- [AIM OF THE TASK]:
Quote the data below in full, please, without altering anything.

[Extracted records]
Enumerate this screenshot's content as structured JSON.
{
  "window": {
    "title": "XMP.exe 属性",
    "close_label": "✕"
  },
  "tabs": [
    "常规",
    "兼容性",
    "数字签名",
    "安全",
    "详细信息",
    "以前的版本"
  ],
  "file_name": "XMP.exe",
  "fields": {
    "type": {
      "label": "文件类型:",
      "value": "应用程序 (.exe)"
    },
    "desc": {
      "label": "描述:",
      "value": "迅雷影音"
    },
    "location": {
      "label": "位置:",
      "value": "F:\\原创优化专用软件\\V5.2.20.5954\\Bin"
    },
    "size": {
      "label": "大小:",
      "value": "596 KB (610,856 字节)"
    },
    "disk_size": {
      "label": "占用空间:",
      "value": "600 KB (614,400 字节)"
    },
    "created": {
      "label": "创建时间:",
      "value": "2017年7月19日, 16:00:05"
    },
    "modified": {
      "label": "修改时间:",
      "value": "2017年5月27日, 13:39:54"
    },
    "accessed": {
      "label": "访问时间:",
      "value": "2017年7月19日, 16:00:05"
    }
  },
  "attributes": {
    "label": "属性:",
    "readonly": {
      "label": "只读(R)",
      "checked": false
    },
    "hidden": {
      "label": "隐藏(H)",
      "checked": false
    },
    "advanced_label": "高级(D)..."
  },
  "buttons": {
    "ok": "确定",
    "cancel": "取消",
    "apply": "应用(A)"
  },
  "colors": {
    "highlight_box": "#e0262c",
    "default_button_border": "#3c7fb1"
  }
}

- [EXERCISE RESULT]:
Enumerate this screenshot's content as structured JSON.
{
  "window": {
    "title": "XMP.exe 属性",
    "close_label": "✕"
  },
  "tabs": [
    "常规",
    "兼容性",
    "数字签名",
    "安全",
    "详细信息",
    "以前的版本"
  ],
  "file_name": "XMP.exe",
  "fields": {
    "type": {
      "label": "文件类型:",
      "value": "应用程序 (.exe)"
    },
    "desc": {
      "label": "描述:",
      "value": "迅雷影音"
    },
    "location": {
      "label": "位置:",
      "value": "F:\\原创优化专用软件\\V5.2.20.5954\\Bin"
    },
    "size": {
      "label": "大小:",
      "value": "596 KB (610,856 字节)"
    },
    "disk_size": {
      "label": "占用空间:",
      "value": "600 KB (614,400 字节)"
    },
    "created": {
      "label": "创建时间:",
      "value": "2017年7月19日, 16:00:05"
    },
    "modified": {
      "label": "修改时间:",
      "value": "2017年5月27日, 13:39:54"
    },
    "accessed": {
      "label": "访问时间:",
      "value": "2017年7月19日, 16:00:05"
    }
  },
  "attributes": {
    "label": "属性:",
    "readonly": {
      "label": "只读(R)",
      "checked": false
    },
    "hidden": {
      "label": "隐藏(H)",
      "checked": false
    },
    "advanced_label": "高级(D)..."
  },
  "buttons": {
    "ok": "确定",
    "cancel": "取消",
    "apply": "应用(A)"
  },
  "colors": {
    "highlight_box": "#e0262c",
    "default_button_border": "#3c7fb1"
  }
}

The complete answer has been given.